= What is needed =
Can you give the records again from the first line up to and including the line with "- letter-cell-r7c1[interactable]: 19C: [4, 429, 75, 500]", swapping every "interactable" for "clickable" and leaving everything else unchanged?

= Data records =
=======

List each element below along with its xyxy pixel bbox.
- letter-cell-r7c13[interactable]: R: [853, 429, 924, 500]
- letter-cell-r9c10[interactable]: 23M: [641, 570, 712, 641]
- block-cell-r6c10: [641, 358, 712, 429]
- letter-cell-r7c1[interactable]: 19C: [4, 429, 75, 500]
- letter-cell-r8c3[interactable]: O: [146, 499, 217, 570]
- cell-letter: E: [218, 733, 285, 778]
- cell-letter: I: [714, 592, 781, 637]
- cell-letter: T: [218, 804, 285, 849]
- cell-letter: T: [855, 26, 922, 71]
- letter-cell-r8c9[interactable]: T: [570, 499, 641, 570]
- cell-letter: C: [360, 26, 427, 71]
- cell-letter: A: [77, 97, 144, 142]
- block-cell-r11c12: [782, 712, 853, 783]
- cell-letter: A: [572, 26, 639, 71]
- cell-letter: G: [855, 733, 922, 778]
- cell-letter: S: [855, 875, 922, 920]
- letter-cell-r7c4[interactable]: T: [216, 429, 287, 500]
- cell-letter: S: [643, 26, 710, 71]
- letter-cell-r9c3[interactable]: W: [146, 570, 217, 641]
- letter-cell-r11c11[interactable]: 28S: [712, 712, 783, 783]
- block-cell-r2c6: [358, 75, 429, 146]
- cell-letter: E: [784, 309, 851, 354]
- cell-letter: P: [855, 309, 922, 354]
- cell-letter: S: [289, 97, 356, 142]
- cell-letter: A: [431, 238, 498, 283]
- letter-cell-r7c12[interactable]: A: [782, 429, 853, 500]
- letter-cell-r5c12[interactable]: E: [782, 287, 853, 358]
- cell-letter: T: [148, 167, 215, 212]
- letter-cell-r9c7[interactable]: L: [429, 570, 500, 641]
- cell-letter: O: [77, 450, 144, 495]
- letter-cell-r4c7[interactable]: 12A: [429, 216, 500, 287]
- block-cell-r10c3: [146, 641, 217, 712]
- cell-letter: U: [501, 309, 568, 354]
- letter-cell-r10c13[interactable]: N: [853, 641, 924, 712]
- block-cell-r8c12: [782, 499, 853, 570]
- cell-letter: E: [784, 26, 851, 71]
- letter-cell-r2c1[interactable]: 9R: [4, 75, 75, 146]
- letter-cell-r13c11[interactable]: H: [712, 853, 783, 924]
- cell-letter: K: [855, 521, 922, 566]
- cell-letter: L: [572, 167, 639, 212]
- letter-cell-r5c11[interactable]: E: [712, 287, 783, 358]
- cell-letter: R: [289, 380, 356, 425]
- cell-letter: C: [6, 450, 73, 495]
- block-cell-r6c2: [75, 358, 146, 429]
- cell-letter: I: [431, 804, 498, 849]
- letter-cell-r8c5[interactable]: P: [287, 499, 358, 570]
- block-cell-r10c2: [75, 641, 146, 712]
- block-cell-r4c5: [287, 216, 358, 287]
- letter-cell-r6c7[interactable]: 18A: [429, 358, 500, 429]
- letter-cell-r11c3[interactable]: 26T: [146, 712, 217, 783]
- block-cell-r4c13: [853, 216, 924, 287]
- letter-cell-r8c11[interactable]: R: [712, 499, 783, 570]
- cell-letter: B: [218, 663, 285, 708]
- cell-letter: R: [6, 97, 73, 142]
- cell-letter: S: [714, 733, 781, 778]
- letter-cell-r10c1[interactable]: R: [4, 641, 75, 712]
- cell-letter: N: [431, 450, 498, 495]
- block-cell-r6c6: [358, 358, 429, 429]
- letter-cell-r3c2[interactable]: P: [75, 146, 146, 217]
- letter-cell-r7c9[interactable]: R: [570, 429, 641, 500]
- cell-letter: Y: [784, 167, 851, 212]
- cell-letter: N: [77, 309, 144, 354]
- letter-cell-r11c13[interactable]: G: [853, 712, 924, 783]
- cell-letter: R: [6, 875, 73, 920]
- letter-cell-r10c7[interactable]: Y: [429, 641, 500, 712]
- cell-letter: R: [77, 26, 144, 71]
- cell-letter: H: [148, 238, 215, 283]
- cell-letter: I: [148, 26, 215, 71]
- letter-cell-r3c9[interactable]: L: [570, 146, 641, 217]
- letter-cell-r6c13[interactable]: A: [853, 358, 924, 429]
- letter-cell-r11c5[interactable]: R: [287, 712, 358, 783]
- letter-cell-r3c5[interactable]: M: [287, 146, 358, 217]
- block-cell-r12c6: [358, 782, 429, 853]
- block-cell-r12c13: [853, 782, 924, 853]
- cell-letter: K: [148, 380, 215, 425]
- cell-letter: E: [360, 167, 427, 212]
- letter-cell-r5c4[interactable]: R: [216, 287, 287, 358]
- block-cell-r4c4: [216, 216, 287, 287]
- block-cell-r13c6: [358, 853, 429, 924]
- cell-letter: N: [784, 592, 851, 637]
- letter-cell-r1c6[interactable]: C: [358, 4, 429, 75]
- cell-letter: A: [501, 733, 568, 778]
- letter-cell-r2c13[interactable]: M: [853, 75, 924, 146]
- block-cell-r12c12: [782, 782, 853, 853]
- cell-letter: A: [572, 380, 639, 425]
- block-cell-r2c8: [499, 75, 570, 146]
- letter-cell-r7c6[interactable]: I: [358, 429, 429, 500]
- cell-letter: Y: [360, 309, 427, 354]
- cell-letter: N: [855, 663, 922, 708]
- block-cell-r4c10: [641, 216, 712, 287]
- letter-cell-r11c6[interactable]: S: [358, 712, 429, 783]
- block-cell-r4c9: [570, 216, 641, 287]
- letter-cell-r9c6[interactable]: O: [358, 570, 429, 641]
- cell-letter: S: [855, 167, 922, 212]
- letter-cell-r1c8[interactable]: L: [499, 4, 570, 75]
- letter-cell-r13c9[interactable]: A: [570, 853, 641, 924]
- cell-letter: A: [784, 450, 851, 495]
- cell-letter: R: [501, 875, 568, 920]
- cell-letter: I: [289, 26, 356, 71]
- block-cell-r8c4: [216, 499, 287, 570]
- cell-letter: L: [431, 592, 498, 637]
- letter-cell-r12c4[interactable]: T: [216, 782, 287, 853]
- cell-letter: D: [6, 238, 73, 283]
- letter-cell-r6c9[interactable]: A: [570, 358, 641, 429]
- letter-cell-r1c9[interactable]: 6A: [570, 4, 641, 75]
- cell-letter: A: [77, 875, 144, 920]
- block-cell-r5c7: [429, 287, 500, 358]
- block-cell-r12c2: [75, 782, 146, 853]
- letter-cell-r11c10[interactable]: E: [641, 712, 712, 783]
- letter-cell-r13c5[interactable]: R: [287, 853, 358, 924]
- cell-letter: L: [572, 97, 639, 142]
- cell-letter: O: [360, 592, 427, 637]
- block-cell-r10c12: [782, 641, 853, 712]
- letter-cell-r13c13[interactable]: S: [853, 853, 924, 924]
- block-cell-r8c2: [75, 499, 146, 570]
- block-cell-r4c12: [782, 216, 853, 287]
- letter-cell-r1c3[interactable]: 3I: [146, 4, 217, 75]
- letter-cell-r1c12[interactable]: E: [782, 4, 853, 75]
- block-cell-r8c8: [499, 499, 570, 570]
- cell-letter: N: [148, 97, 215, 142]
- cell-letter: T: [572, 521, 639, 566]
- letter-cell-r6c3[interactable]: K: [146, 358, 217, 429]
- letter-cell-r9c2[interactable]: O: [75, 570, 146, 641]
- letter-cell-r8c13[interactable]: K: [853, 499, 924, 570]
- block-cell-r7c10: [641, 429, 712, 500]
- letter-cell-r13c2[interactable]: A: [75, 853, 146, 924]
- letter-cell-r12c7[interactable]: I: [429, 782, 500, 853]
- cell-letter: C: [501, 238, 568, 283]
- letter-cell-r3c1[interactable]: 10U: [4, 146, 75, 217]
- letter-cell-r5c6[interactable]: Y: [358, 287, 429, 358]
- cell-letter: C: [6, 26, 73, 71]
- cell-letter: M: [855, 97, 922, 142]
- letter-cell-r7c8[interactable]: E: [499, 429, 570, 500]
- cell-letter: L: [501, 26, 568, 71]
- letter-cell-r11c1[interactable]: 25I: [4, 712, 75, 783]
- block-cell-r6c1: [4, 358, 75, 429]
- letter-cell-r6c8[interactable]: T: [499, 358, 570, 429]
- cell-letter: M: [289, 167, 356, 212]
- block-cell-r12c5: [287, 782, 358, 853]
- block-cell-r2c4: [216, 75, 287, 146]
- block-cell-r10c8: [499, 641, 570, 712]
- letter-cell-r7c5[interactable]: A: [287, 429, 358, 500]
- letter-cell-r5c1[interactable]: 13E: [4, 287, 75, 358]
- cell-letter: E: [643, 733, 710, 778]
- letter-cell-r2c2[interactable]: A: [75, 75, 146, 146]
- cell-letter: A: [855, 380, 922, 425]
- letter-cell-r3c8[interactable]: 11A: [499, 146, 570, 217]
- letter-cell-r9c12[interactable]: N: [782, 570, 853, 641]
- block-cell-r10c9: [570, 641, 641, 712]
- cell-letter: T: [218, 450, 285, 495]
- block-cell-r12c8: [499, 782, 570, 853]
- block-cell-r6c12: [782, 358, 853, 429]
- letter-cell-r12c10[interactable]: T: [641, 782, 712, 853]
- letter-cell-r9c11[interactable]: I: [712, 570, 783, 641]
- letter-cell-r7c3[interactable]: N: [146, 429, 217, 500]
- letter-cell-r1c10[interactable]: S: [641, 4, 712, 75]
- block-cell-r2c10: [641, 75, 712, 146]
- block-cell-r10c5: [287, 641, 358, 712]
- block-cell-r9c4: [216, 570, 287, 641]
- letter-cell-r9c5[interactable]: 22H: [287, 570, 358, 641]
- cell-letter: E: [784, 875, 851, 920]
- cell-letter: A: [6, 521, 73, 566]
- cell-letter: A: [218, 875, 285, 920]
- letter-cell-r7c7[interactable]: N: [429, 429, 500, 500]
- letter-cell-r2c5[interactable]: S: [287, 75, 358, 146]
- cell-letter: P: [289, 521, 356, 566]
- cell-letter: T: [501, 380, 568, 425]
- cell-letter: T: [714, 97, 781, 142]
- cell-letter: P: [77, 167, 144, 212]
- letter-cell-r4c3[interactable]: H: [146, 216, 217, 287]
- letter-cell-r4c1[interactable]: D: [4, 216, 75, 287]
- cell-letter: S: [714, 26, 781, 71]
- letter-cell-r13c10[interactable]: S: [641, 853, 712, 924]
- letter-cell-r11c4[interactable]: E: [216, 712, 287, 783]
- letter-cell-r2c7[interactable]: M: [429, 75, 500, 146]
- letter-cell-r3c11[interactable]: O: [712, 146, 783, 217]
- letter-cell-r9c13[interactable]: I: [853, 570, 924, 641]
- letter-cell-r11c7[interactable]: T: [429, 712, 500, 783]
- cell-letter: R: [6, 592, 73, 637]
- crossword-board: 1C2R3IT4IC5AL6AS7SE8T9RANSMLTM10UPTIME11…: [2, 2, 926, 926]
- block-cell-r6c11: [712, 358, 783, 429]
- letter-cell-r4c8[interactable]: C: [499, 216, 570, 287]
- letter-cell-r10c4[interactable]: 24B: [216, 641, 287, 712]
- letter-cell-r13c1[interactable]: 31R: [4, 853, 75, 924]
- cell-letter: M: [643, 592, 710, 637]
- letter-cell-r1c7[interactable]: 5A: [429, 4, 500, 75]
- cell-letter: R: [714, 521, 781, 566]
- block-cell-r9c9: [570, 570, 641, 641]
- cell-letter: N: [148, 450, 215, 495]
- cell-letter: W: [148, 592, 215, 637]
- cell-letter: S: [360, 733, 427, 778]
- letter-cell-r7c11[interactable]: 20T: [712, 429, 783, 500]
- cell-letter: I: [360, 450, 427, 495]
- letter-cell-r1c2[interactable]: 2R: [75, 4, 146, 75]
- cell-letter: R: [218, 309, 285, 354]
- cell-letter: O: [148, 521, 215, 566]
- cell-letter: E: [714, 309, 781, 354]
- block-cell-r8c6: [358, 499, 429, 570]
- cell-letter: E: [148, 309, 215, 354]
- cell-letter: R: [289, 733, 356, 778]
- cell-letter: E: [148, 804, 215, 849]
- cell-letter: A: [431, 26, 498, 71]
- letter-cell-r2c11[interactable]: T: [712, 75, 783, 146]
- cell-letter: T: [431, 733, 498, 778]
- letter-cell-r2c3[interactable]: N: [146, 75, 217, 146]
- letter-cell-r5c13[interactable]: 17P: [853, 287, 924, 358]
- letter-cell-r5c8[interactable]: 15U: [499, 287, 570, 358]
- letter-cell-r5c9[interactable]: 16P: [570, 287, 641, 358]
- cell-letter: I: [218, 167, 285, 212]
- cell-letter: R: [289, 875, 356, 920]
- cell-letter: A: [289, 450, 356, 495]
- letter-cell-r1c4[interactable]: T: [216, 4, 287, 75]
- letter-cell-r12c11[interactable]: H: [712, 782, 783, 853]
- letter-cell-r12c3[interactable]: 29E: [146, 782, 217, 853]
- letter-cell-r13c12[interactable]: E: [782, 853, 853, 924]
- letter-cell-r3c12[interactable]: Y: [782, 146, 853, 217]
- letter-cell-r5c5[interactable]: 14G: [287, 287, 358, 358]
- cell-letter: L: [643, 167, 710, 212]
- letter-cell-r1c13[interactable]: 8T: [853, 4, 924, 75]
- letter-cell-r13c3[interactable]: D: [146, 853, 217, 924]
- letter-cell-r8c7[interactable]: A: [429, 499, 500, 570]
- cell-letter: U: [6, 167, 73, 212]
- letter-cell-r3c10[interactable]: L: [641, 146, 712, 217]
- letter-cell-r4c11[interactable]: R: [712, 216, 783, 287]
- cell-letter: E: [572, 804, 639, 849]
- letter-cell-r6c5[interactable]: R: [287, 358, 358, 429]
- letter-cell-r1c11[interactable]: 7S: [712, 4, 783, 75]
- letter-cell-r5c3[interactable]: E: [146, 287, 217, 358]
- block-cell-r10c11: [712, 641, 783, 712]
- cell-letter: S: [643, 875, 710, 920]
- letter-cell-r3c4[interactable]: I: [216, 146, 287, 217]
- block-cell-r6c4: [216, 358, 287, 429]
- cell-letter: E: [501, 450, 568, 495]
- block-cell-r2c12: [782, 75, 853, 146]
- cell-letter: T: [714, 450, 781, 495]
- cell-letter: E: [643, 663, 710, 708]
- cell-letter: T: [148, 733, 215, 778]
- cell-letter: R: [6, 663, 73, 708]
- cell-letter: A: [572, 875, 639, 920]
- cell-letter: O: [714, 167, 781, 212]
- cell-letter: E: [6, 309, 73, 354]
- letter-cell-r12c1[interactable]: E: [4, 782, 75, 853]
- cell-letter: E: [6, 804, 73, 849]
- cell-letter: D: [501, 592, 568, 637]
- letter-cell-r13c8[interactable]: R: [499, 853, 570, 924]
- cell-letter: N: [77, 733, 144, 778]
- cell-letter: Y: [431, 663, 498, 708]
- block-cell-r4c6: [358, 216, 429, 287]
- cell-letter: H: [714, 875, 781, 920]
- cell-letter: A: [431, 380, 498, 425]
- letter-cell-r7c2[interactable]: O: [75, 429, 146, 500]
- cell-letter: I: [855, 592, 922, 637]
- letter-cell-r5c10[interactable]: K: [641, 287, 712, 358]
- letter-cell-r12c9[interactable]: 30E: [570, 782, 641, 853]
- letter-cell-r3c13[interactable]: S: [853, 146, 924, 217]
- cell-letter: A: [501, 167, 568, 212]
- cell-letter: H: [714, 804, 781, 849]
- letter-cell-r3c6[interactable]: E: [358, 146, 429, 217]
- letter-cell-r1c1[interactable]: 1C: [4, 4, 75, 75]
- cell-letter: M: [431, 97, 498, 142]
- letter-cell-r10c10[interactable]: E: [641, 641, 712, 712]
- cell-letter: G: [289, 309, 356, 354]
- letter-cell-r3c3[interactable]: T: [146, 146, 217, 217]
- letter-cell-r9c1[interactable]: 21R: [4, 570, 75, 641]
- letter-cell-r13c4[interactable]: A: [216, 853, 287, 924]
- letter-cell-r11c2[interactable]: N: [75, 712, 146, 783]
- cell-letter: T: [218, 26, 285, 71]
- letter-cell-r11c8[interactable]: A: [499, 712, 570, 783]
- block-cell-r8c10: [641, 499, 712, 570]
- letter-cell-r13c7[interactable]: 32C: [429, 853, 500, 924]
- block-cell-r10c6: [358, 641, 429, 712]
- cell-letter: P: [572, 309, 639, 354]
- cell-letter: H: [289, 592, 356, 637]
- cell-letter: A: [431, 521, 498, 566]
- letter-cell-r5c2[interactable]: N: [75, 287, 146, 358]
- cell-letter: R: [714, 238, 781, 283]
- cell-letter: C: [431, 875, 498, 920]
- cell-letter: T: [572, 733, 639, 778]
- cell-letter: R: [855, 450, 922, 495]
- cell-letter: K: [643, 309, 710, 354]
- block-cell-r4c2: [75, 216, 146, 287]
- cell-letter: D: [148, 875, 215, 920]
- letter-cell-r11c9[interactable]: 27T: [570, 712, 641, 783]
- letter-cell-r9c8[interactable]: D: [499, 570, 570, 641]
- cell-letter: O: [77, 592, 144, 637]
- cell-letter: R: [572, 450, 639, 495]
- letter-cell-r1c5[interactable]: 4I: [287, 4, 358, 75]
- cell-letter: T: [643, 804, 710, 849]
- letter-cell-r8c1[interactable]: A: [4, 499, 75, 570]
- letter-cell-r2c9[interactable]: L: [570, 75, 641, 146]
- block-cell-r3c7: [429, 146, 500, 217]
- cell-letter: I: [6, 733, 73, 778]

=======

= Problem solution =
List each element below along with its xyxy pixel bbox.
- letter-cell-r7c13[clickable]: R: [853, 429, 924, 500]
- letter-cell-r9c10[clickable]: 23M: [641, 570, 712, 641]
- block-cell-r6c10: [641, 358, 712, 429]
- letter-cell-r7c1[clickable]: 19C: [4, 429, 75, 500]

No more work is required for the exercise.